• Exercise objective:
Transcribe all the entries word for word, skipping the pictures.

• Input for this task:
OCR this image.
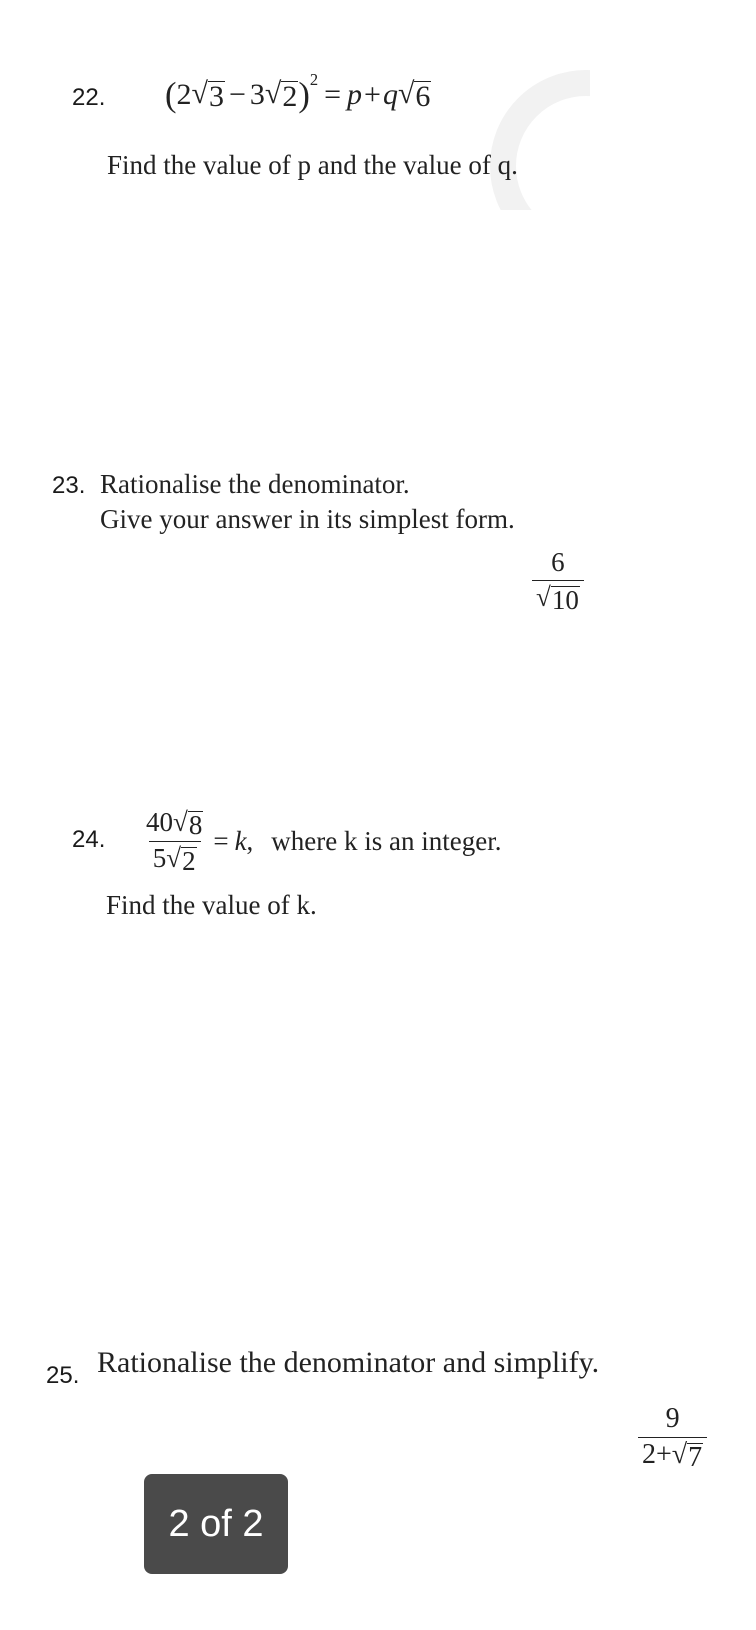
22. ( 2 √ 3 − 3 √ 2 ) 2 = p + q √ 6
Find the value of p and the value of q.
23. Rationalise the denominator.
Give your answer in its simplest form.
$\frac{6}{√ 10}$
24. $\frac{40 √ 8}{5 √ 2} = k$ , where k is an integer.
Find the value of k.
25. Rationalise the denominator and simplify.
$\frac{9}{2+ √ 7}$
2 of 2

• Problem solution:
OCR this image.
22. ( 2 √ 3 − 3 √ 2 ) 2 = p + q √ 6
Find the value of p and the value of q.
23. Rationalise the denominator.
Give your answer in its simplest form.
$\frac{6}{√ 10}$
24. $\frac{40 √ 8}{5 √ 2} = k$ , where k is an integer.
Find the value of k.
25. Rationalise the denominator and simplify.
$\frac{9}{2+ √ 7}$
2 of 2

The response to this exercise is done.